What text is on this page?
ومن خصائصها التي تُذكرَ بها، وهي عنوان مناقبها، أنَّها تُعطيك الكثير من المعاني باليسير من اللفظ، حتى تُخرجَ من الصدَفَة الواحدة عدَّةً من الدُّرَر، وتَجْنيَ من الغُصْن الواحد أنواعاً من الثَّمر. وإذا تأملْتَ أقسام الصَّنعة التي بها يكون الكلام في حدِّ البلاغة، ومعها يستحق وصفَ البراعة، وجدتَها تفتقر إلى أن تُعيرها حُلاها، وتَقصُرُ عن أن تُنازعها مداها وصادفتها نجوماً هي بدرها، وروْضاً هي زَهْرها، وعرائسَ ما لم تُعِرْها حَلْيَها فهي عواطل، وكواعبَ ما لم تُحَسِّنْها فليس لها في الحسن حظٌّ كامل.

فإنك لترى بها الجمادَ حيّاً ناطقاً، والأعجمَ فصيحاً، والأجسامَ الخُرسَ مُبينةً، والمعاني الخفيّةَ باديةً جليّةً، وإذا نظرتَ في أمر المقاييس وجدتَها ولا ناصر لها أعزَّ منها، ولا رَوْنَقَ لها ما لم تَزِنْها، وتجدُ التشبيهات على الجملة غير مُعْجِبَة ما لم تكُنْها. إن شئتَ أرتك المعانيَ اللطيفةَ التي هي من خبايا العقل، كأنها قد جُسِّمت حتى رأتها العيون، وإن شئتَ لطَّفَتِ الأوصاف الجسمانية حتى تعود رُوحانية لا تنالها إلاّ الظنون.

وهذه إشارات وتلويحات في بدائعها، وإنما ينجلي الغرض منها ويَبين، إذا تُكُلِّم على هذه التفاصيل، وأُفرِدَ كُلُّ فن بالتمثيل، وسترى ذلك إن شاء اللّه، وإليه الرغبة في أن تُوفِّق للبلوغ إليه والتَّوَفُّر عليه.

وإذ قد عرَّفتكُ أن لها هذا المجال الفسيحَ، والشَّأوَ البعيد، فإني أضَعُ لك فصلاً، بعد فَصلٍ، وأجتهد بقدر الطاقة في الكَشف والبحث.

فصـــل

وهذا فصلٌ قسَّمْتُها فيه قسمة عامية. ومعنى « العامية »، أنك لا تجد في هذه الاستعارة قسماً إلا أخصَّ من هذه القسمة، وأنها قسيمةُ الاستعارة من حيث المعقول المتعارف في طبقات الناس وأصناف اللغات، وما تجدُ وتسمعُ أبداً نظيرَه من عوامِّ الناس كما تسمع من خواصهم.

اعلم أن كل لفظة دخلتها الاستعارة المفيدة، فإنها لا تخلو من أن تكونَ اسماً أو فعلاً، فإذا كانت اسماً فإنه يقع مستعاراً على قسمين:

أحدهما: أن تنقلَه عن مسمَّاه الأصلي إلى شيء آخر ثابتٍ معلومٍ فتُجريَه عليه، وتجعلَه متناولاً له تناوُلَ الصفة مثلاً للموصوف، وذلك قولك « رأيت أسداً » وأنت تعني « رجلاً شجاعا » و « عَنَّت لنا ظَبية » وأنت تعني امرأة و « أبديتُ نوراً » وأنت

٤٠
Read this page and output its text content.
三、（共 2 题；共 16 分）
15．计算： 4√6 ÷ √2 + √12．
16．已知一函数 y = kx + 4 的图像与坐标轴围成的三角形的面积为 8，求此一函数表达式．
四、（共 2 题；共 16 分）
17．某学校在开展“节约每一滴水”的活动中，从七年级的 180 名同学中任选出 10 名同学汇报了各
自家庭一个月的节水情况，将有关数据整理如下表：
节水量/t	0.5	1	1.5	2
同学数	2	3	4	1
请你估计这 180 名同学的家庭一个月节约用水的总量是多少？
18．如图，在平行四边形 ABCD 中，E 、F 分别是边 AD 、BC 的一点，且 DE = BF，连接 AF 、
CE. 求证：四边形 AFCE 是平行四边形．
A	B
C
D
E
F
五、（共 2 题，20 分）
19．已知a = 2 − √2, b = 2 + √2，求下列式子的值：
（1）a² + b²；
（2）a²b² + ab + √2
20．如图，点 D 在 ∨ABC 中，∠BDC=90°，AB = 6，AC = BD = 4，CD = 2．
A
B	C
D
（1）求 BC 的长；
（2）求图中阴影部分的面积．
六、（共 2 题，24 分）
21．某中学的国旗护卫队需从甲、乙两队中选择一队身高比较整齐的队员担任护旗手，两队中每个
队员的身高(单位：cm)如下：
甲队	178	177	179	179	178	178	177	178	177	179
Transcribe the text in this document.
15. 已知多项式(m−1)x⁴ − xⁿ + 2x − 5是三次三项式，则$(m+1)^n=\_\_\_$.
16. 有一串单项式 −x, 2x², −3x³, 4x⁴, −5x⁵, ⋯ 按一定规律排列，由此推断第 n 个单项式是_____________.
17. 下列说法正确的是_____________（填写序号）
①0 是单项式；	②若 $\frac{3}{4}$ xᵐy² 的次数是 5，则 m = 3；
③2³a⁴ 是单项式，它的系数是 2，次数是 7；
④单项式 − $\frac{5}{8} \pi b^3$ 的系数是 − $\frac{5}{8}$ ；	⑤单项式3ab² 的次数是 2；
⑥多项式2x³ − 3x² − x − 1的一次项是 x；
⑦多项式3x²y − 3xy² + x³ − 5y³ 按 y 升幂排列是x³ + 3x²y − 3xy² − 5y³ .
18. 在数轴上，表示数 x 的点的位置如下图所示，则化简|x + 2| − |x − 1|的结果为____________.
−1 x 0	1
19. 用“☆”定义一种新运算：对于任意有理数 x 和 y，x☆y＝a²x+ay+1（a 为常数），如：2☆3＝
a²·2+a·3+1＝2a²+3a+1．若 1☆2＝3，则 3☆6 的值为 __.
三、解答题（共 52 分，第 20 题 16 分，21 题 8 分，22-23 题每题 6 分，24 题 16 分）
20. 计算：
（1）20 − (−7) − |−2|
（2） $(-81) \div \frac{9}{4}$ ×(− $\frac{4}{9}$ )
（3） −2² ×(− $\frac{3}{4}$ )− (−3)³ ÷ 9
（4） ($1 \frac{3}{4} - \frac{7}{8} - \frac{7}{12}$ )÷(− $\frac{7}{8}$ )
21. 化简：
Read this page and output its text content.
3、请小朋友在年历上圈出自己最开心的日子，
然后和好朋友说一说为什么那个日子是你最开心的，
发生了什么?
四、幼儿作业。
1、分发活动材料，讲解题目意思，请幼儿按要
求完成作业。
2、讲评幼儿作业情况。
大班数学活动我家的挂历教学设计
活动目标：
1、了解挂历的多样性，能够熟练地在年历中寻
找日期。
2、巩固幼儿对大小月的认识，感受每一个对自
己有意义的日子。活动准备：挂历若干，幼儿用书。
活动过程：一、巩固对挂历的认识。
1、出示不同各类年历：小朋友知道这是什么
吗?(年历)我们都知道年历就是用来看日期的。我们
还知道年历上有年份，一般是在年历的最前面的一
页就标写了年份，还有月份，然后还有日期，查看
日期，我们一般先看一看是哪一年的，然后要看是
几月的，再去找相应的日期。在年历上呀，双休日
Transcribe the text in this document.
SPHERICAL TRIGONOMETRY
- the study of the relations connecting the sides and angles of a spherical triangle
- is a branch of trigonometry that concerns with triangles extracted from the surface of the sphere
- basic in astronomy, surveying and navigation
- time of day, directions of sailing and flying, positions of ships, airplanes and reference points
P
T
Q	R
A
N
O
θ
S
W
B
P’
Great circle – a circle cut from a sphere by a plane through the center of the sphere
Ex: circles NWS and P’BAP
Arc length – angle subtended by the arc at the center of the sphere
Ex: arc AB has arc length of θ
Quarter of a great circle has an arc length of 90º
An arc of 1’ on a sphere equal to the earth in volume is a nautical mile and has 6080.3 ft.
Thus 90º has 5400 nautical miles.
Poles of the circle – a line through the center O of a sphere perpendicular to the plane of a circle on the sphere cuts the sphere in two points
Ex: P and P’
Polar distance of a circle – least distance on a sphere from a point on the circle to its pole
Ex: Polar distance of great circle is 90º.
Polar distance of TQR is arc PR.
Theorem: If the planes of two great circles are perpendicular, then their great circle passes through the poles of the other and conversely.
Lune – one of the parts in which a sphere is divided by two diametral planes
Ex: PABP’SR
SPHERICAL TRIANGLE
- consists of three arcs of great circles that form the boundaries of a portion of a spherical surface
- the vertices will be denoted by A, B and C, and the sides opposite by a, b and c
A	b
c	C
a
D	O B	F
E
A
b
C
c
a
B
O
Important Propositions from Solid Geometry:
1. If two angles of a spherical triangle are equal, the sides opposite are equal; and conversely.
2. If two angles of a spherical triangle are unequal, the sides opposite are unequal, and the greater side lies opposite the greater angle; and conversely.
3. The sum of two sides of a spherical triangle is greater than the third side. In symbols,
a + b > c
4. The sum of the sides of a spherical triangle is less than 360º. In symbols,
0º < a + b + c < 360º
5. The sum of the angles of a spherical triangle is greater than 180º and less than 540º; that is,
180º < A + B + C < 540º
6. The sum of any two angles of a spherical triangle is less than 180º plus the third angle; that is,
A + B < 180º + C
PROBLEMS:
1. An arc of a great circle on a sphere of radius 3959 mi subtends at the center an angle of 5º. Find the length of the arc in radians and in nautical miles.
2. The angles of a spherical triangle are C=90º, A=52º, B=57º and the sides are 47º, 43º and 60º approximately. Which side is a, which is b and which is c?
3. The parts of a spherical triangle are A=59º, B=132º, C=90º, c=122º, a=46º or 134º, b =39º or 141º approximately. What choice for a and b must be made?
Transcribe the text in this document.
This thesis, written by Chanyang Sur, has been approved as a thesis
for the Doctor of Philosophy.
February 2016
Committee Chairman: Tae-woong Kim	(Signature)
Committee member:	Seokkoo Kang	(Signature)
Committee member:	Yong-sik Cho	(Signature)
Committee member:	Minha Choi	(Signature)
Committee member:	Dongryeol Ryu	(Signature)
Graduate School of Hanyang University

****

● What the task requires:
Pull out and copy each line containing the string "through".

● Reply to the exercise:
Great circle – a circle cut from a sphere by a plane through the center of the sphere
Poles of the circle – a line through the center O of a sphere perpendicular to the plane of a circle on the sphere cuts the sphere in two points
Theorem: If the planes of two great circles are perpendicular, then their great circle passes through the poles of the other and conversely.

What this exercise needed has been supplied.